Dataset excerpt
START

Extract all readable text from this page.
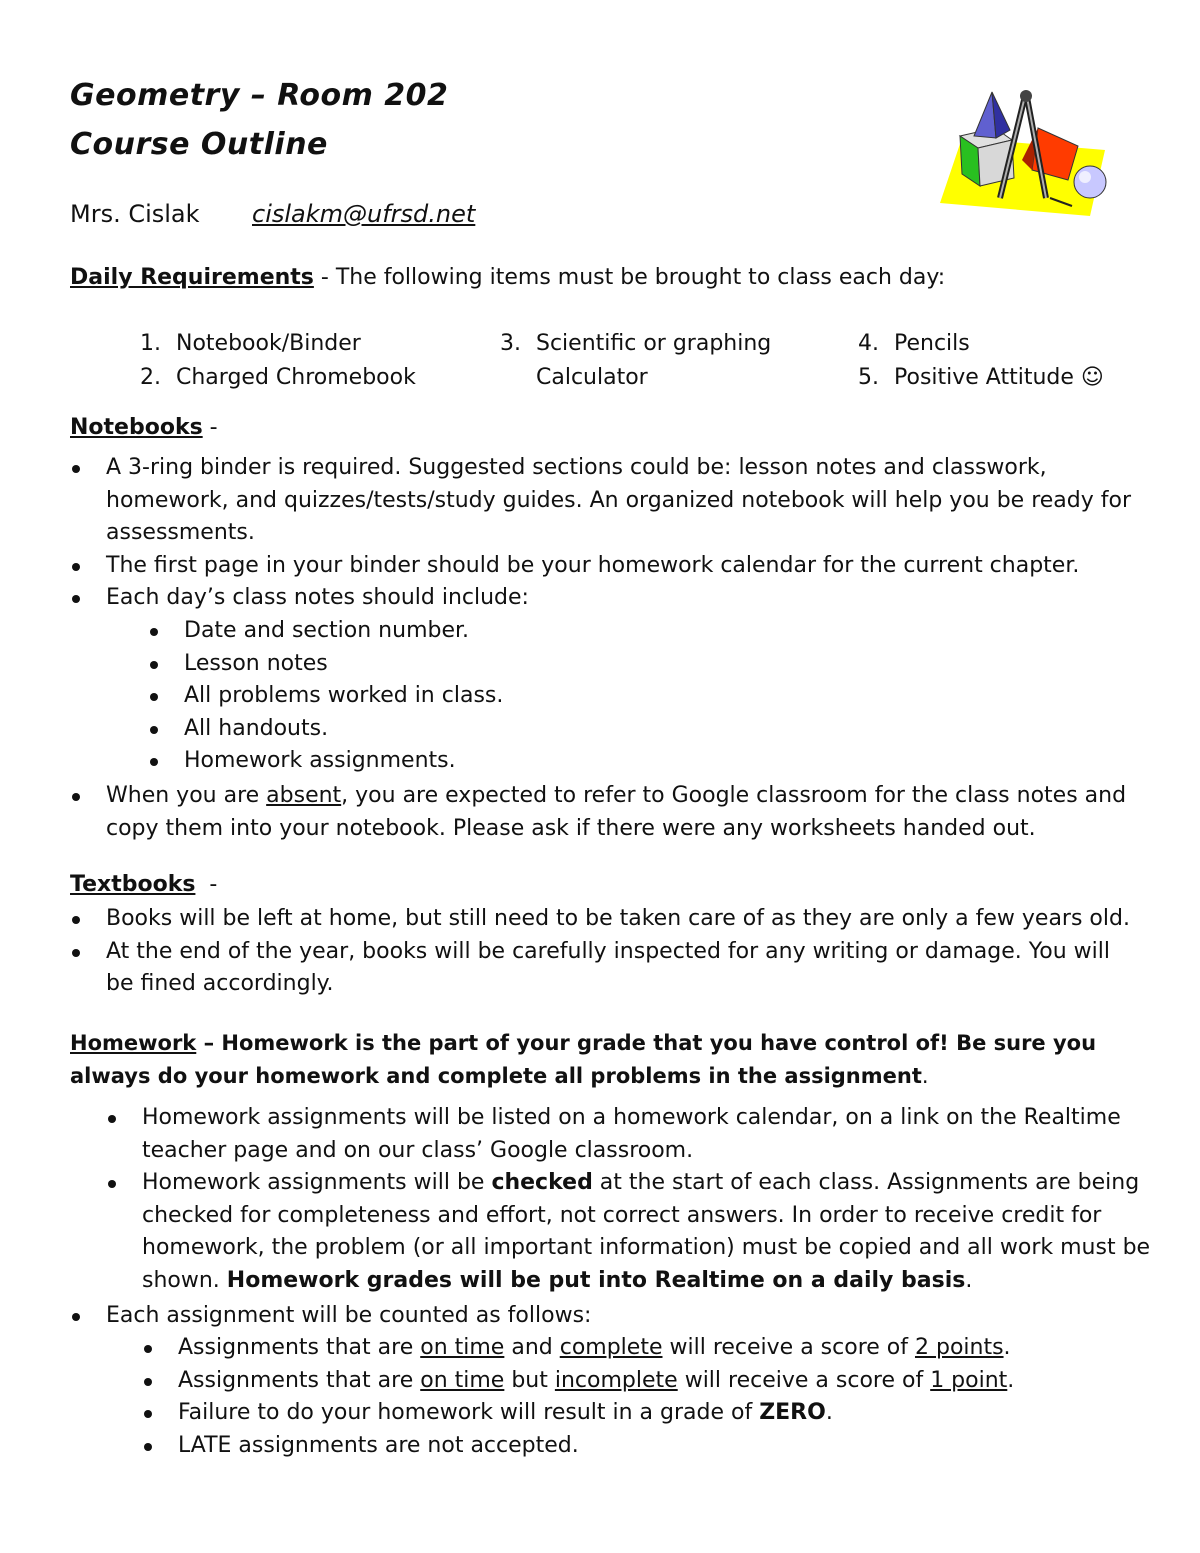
Geometry – Room 202
Course Outline
Mrs. Cislak cislakm@ufrsd.net
Daily Requirements - The following items must be brought to class each day:
1. Notebook/Binder
2. Charged Chromebook
3. Scientific or graphing
Calculator
4. Pencils
5. Positive Attitude ☺
Notebooks -
A 3-ring binder is required. Suggested sections could be: lesson notes and classwork,
homework, and quizzes/tests/study guides. An organized notebook will help you be ready for
assessments.
The first page in your binder should be your homework calendar for the current chapter.
Each day’s class notes should include:
Date and section number.
Lesson notes
All problems worked in class.
All handouts.
Homework assignments.
When you are absent, you are expected to refer to Google classroom for the class notes and
copy them into your notebook. Please ask if there were any worksheets handed out.
Textbooks  -
Books will be left at home, but still need to be taken care of as they are only a few years old.
At the end of the year, books will be carefully inspected for any writing or damage. You will
be fined accordingly.
Homework – Homework is the part of your grade that you have control of! Be sure you always do your homework and complete all problems in the assignment.
Homework assignments will be listed on a homework calendar, on a link on the Realtime
teacher page and on our class’ Google classroom.
Homework assignments will be checked at the start of each class. Assignments are being
checked for completeness and effort, not correct answers. In order to receive credit for
homework, the problem (or all important information) must be copied and all work must be
shown. Homework grades will be put into Realtime on a daily basis.
Each assignment will be counted as follows:
Assignments that are on time and complete will receive a score of 2 points.
Assignments that are on time but incomplete will receive a score of 1 point.
Failure to do your homework will result in a grade of ZERO.
LATE assignments are not accepted.
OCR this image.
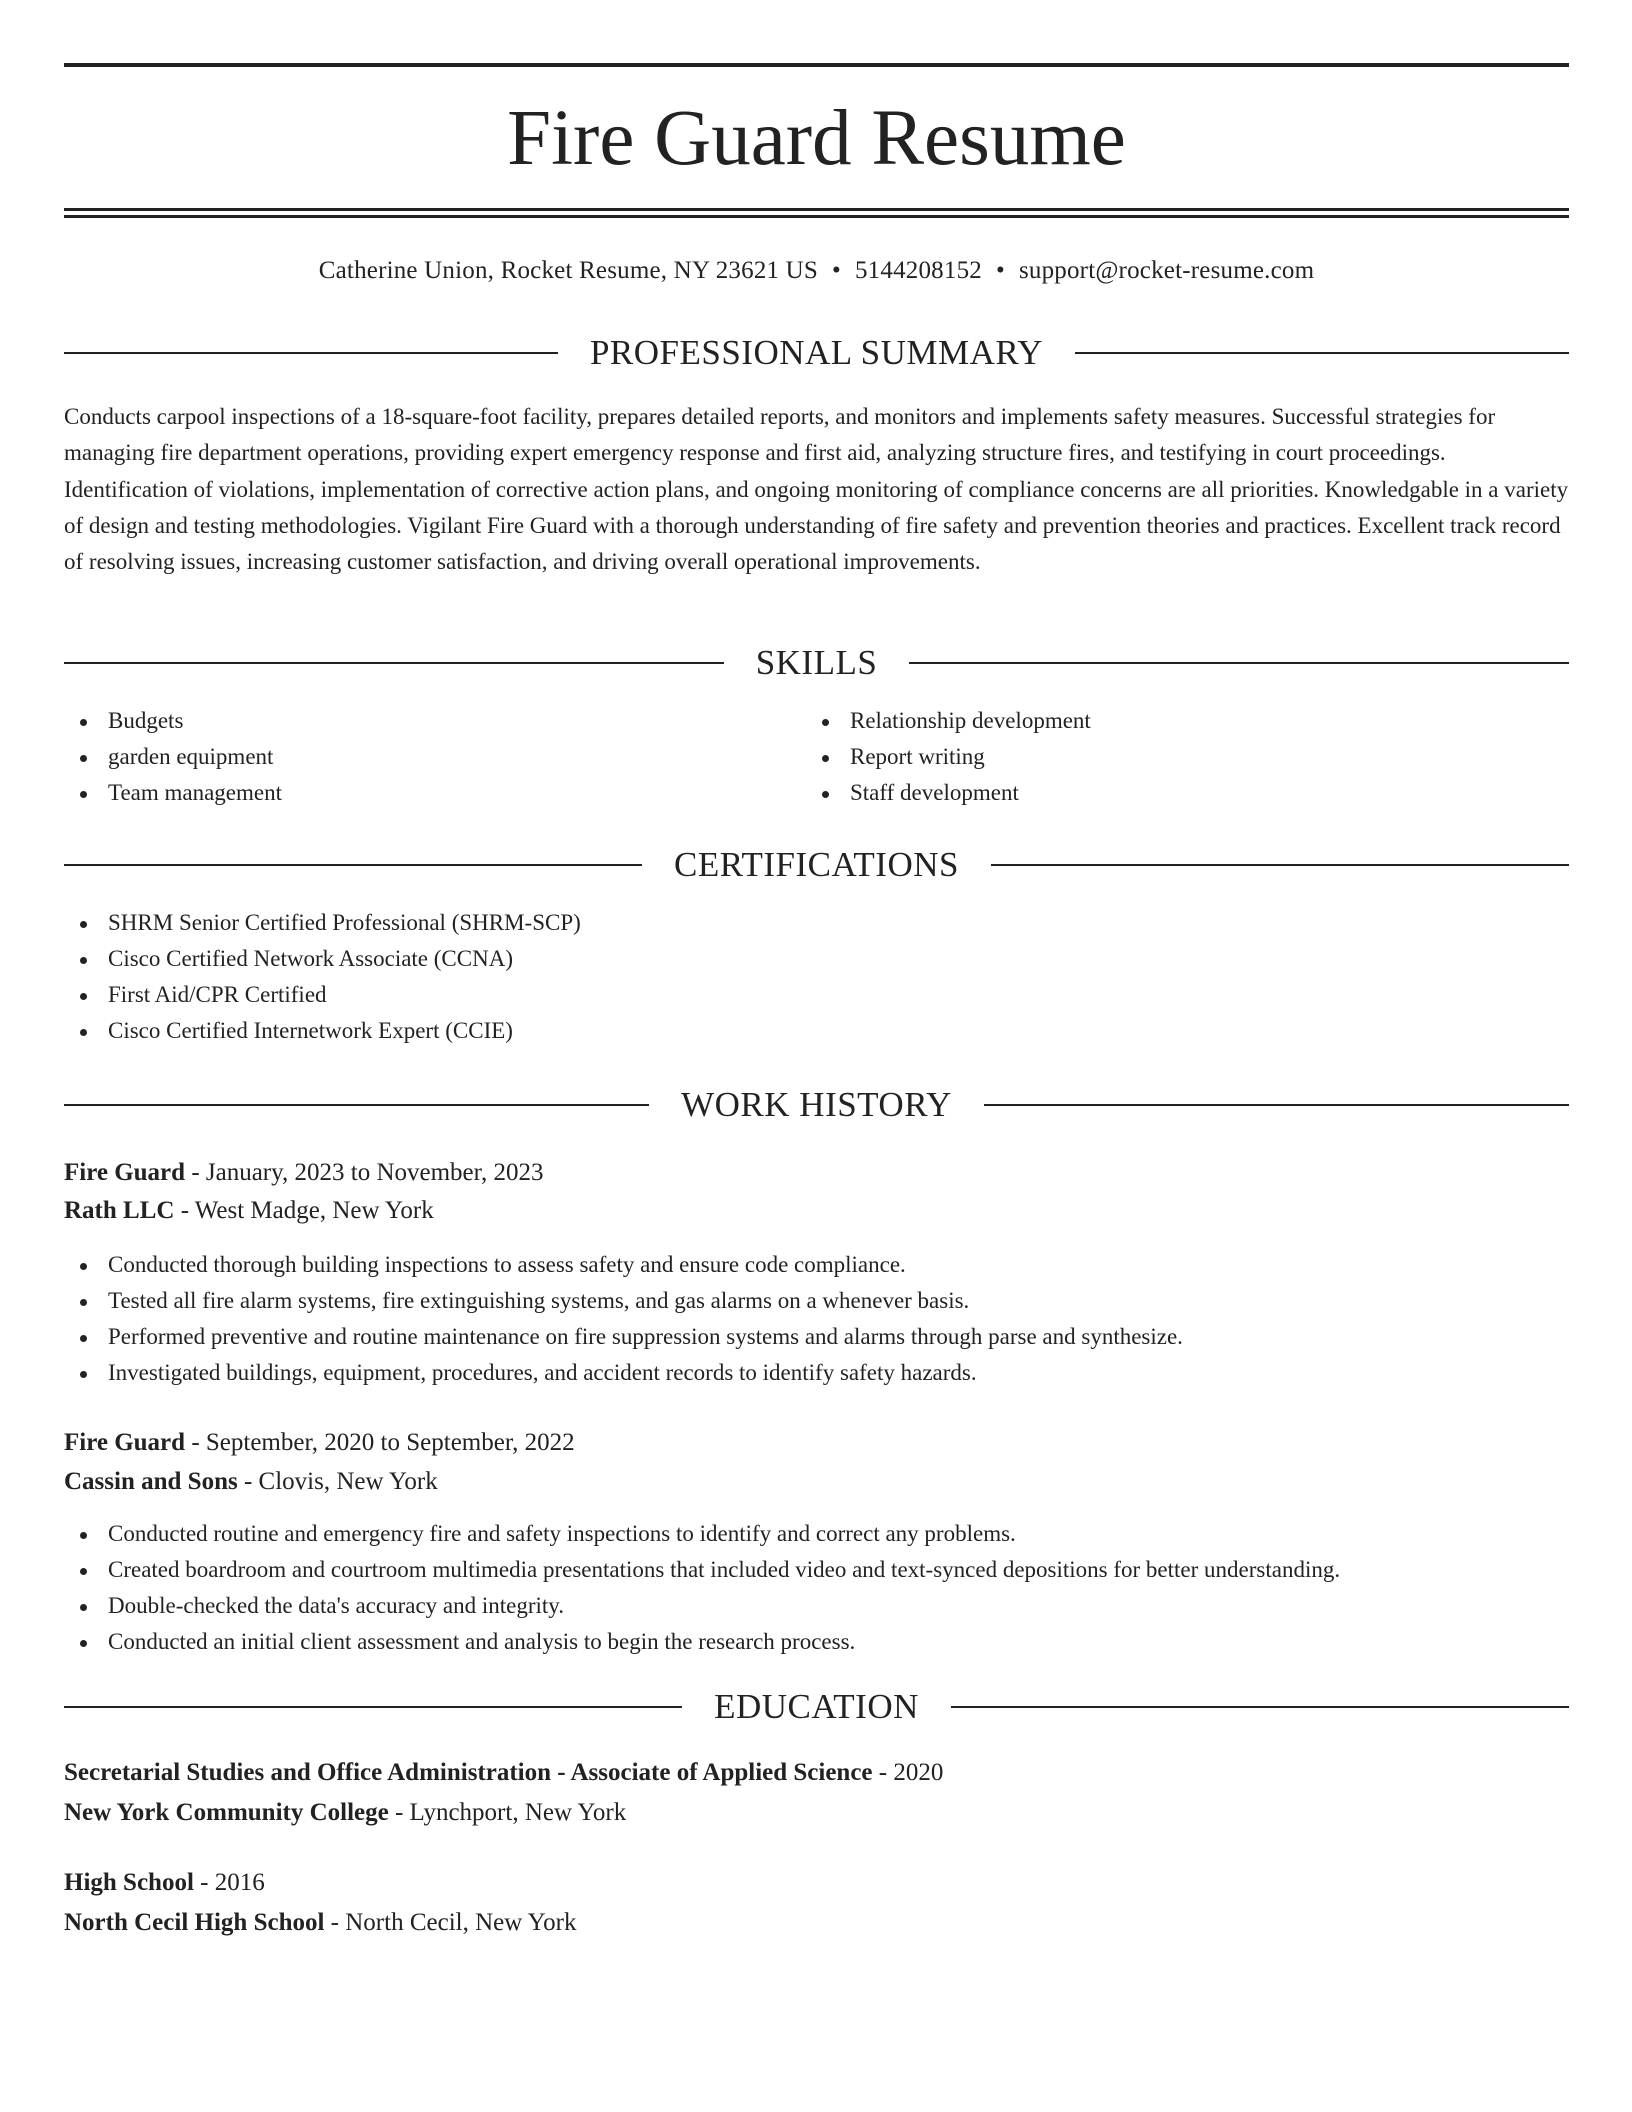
Fire Guard Resume
Catherine Union, Rocket Resume, NY 23621 US • 5144208152 • support@rocket-resume.com
PROFESSIONAL SUMMARY

Conducts carpool inspections of a 18-square-foot facility, prepares detailed reports, and monitors and implements safety measures. Successful strategies for managing fire department operations, providing expert emergency response and first aid, analyzing structure fires, and testifying in court proceedings. Identification of violations, implementation of corrective action plans, and ongoing monitoring of compliance concerns are all priorities. Knowledgable in a variety of design and testing methodologies. Vigilant Fire Guard with a thorough understanding of fire safety and prevention theories and practices. Excellent track record of resolving issues, increasing customer satisfaction, and driving overall operational improvements.

SKILLS
Budgets
garden equipment
Team management
Relationship development
Report writing
Staff development
CERTIFICATIONS
SHRM Senior Certified Professional (SHRM-SCP)
Cisco Certified Network Associate (CCNA)
First Aid/CPR Certified
Cisco Certified Internetwork Expert (CCIE)
WORK HISTORY
Fire Guard - January, 2023 to November, 2023
Rath LLC - West Madge, New York
Conducted thorough building inspections to assess safety and ensure code compliance.
Tested all fire alarm systems, fire extinguishing systems, and gas alarms on a whenever basis.
Performed preventive and routine maintenance on fire suppression systems and alarms through parse and synthesize.
Investigated buildings, equipment, procedures, and accident records to identify safety hazards.
Fire Guard - September, 2020 to September, 2022
Cassin and Sons - Clovis, New York
Conducted routine and emergency fire and safety inspections to identify and correct any problems.
Created boardroom and courtroom multimedia presentations that included video and text-synced depositions for better understanding.
Double-checked the data's accuracy and integrity.
Conducted an initial client assessment and analysis to begin the research process.
EDUCATION
Secretarial Studies and Office Administration - Associate of Applied Science - 2020
New York Community College - Lynchport, New York
High School - 2016
North Cecil High School - North Cecil, New York
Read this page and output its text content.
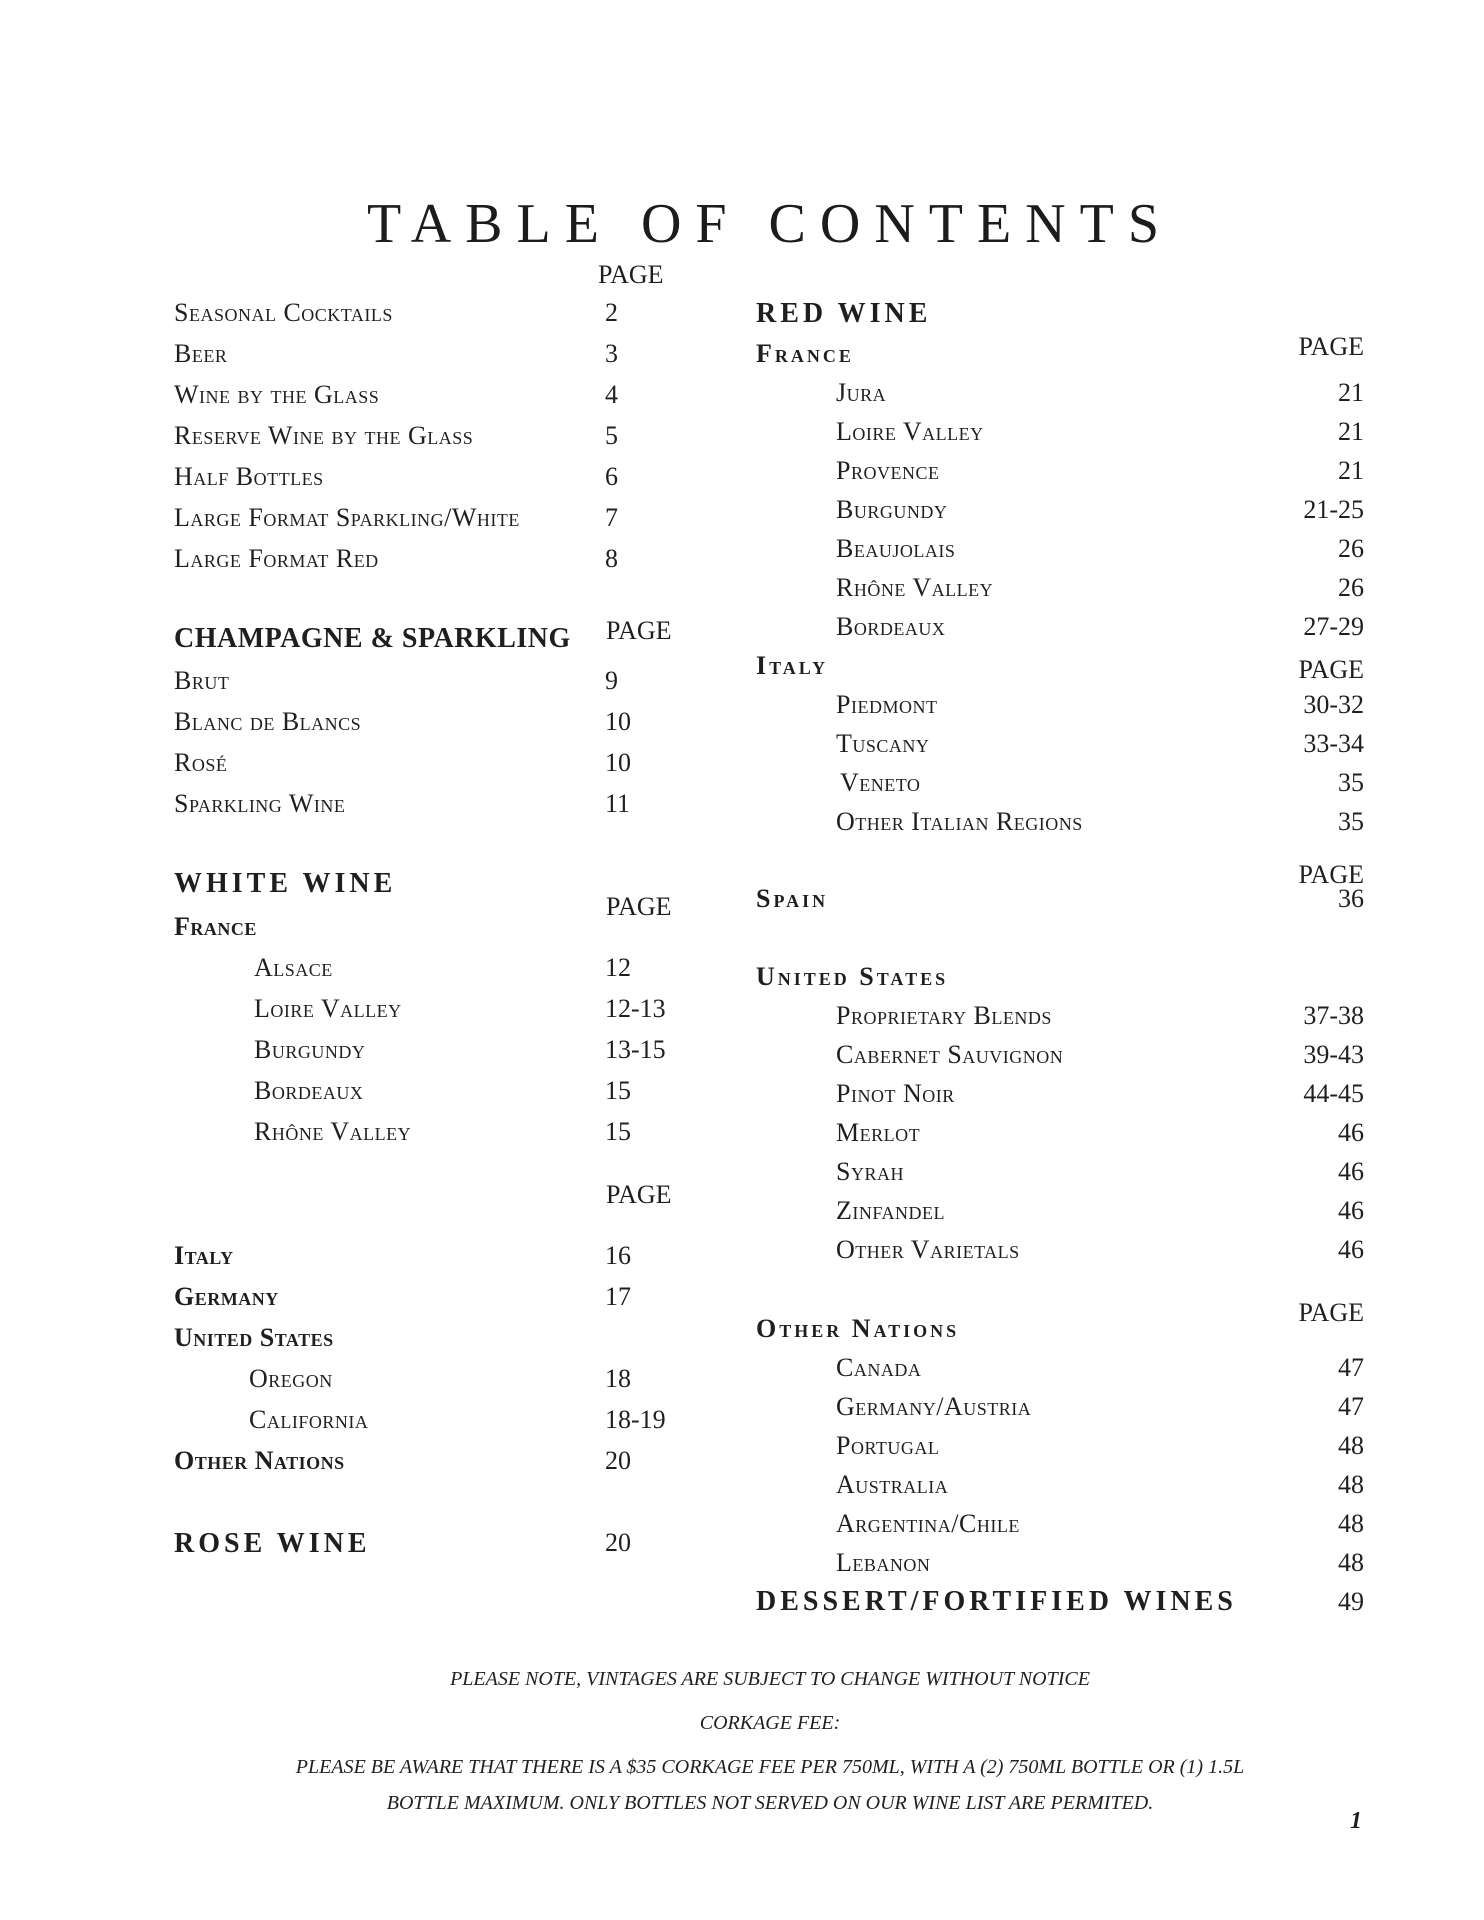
TABLE OF CONTENTS
PAGE
Seasonal Cocktails	2
Beer	3
Wine by the Glass	4
Reserve Wine by the Glass	5
Half Bottles	6
Large Format Sparkling/White	7
Large Format Red	8
CHAMPAGNE & SPARKLING PAGE
Brut	9
Blanc de Blancs	10
Rosé	10
Sparkling Wine	11
WHITE WINE
PAGE
France
Alsace	12
Loire Valley	12-13
Burgundy	13-15
Bordeaux	15
Rhône Valley	15
PAGE
Italy	16
Germany	17
United States
Oregon	18
California	18-19
Other Nations	20
ROSE WINE	20
RED WINE
PAGE
France
Jura	21
Loire Valley	21
Provence	21
Burgundy	21-25
Beaujolais	26
Rhône Valley	26
Bordeaux	27-29
Italy	PAGE
Piedmont	30-32
Tuscany	33-34
Veneto	35
Other Italian Regions	35
PAGE
Spain	36
United States
Proprietary Blends	37-38
Cabernet Sauvignon	39-43
Pinot Noir	44-45
Merlot	46
Syrah	46
Zinfandel	46
Other Varietals	46
PAGE
Other Nations
Canada	47
Germany/Austria	47
Portugal	48
Australia	48
Argentina/Chile	48
Lebanon	48
DESSERT/FORTIFIED WINES	49
PLEASE NOTE, VINTAGES ARE SUBJECT TO CHANGE WITHOUT NOTICE
CORKAGE FEE:
PLEASE BE AWARE THAT THERE IS A $35 CORKAGE FEE PER 750ML, WITH A (2) 750ML BOTTLE OR (1) 1.5L
BOTTLE MAXIMUM. ONLY BOTTLES NOT SERVED ON OUR WINE LIST ARE PERMITED.
1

END

**Set problem**
Search the lines above for the string "equipment", then show every one that has it.

**Answer to this exercise**
garden equipment
Investigated buildings, equipment, procedures, and accident records to identify safety hazards.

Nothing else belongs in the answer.